Figure record listings:
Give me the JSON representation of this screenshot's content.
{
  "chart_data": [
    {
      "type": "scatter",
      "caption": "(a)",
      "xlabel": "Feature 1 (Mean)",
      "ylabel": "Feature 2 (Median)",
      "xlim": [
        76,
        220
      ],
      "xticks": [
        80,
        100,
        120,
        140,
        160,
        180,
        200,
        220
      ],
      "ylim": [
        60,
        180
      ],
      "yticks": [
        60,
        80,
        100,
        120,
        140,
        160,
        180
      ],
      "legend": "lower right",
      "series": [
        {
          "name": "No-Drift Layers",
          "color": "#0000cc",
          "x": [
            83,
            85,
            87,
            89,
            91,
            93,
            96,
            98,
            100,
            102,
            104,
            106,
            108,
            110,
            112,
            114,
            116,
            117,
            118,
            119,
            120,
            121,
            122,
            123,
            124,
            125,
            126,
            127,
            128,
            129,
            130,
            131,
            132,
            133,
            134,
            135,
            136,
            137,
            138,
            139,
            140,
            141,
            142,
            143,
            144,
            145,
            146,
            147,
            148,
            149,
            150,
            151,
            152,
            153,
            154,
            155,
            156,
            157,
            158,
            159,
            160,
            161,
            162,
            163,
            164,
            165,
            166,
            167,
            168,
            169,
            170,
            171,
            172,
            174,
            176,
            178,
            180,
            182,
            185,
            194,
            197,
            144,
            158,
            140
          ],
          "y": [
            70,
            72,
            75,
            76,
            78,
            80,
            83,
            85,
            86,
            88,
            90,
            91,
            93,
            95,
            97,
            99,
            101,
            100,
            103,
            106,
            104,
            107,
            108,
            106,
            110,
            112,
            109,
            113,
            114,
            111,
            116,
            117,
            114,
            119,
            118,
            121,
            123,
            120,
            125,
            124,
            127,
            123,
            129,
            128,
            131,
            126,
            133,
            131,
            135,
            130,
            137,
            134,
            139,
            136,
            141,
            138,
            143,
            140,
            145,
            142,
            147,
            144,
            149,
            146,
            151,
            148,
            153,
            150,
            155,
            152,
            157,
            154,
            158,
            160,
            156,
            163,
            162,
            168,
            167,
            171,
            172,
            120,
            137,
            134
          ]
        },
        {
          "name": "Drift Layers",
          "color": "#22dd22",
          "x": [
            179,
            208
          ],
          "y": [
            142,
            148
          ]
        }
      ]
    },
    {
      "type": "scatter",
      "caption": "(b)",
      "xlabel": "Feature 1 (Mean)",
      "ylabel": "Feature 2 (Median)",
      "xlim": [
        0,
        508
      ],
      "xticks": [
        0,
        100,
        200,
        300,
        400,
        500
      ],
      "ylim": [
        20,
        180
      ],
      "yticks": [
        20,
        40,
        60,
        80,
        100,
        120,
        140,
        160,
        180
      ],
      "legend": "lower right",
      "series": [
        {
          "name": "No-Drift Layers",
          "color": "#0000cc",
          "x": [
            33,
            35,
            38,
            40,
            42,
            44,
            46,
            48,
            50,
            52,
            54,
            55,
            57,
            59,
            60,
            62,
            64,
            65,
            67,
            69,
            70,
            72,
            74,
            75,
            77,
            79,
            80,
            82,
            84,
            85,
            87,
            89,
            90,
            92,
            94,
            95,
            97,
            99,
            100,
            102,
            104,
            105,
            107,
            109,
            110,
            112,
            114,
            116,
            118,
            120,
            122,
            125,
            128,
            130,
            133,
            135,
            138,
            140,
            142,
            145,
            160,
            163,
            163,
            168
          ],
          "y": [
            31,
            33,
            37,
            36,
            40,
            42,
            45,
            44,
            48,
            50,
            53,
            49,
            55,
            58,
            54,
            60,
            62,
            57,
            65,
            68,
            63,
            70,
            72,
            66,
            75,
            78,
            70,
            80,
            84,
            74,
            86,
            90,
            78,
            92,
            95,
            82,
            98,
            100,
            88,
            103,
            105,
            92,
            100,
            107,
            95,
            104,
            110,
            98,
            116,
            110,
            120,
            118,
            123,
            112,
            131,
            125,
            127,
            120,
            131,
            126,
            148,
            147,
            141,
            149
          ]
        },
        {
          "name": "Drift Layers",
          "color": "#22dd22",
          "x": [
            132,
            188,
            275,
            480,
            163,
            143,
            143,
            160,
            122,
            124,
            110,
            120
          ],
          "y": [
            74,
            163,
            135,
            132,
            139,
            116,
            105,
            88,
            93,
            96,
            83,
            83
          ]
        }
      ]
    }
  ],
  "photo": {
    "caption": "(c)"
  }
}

Work to be completed: Every line above should be printed again exactly as it stands.

The result:
Give me the JSON representation of this screenshot's content.
{
  "chart_data": [
    {
      "type": "scatter",
      "caption": "(a)",
      "xlabel": "Feature 1 (Mean)",
      "ylabel": "Feature 2 (Median)",
      "xlim": [
        76,
        220
      ],
      "xticks": [
        80,
        100,
        120,
        140,
        160,
        180,
        200,
        220
      ],
      "ylim": [
        60,
        180
      ],
      "yticks": [
        60,
        80,
        100,
        120,
        140,
        160,
        180
      ],
      "legend": "lower right",
      "series": [
        {
          "name": "No-Drift Layers",
          "color": "#0000cc",
          "x": [
            83,
            85,
            87,
            89,
            91,
            93,
            96,
            98,
            100,
            102,
            104,
            106,
            108,
            110,
            112,
            114,
            116,
            117,
            118,
            119,
            120,
            121,
            122,
            123,
            124,
            125,
            126,
            127,
            128,
            129,
            130,
            131,
            132,
            133,
            134,
            135,
            136,
            137,
            138,
            139,
            140,
            141,
            142,
            143,
            144,
            145,
            146,
            147,
            148,
            149,
            150,
            151,
            152,
            153,
            154,
            155,
            156,
            157,
            158,
            159,
            160,
            161,
            162,
            163,
            164,
            165,
            166,
            167,
            168,
            169,
            170,
            171,
            172,
            174,
            176,
            178,
            180,
            182,
            185,
            194,
            197,
            144,
            158,
            140
          ],
          "y": [
            70,
            72,
            75,
            76,
            78,
            80,
            83,
            85,
            86,
            88,
            90,
            91,
            93,
            95,
            97,
            99,
            101,
            100,
            103,
            106,
            104,
            107,
            108,
            106,
            110,
            112,
            109,
            113,
            114,
            111,
            116,
            117,
            114,
            119,
            118,
            121,
            123,
            120,
            125,
            124,
            127,
            123,
            129,
            128,
            131,
            126,
            133,
            131,
            135,
            130,
            137,
            134,
            139,
            136,
            141,
            138,
            143,
            140,
            145,
            142,
            147,
            144,
            149,
            146,
            151,
            148,
            153,
            150,
            155,
            152,
            157,
            154,
            158,
            160,
            156,
            163,
            162,
            168,
            167,
            171,
            172,
            120,
            137,
            134
          ]
        },
        {
          "name": "Drift Layers",
          "color": "#22dd22",
          "x": [
            179,
            208
          ],
          "y": [
            142,
            148
          ]
        }
      ]
    },
    {
      "type": "scatter",
      "caption": "(b)",
      "xlabel": "Feature 1 (Mean)",
      "ylabel": "Feature 2 (Median)",
      "xlim": [
        0,
        508
      ],
      "xticks": [
        0,
        100,
        200,
        300,
        400,
        500
      ],
      "ylim": [
        20,
        180
      ],
      "yticks": [
        20,
        40,
        60,
        80,
        100,
        120,
        140,
        160,
        180
      ],
      "legend": "lower right",
      "series": [
        {
          "name": "No-Drift Layers",
          "color": "#0000cc",
          "x": [
            33,
            35,
            38,
            40,
            42,
            44,
            46,
            48,
            50,
            52,
            54,
            55,
            57,
            59,
            60,
            62,
            64,
            65,
            67,
            69,
            70,
            72,
            74,
            75,
            77,
            79,
            80,
            82,
            84,
            85,
            87,
            89,
            90,
            92,
            94,
            95,
            97,
            99,
            100,
            102,
            104,
            105,
            107,
            109,
            110,
            112,
            114,
            116,
            118,
            120,
            122,
            125,
            128,
            130,
            133,
            135,
            138,
            140,
            142,
            145,
            160,
            163,
            163,
            168
          ],
          "y": [
            31,
            33,
            37,
            36,
            40,
            42,
            45,
            44,
            48,
            50,
            53,
            49,
            55,
            58,
            54,
            60,
            62,
            57,
            65,
            68,
            63,
            70,
            72,
            66,
            75,
            78,
            70,
            80,
            84,
            74,
            86,
            90,
            78,
            92,
            95,
            82,
            98,
            100,
            88,
            103,
            105,
            92,
            100,
            107,
            95,
            104,
            110,
            98,
            116,
            110,
            120,
            118,
            123,
            112,
            131,
            125,
            127,
            120,
            131,
            126,
            148,
            147,
            141,
            149
          ]
        },
        {
          "name": "Drift Layers",
          "color": "#22dd22",
          "x": [
            132,
            188,
            275,
            480,
            163,
            143,
            143,
            160,
            122,
            124,
            110,
            120
          ],
          "y": [
            74,
            163,
            135,
            132,
            139,
            116,
            105,
            88,
            93,
            96,
            83,
            83
          ]
        }
      ]
    }
  ],
  "photo": {
    "caption": "(c)"
  }
}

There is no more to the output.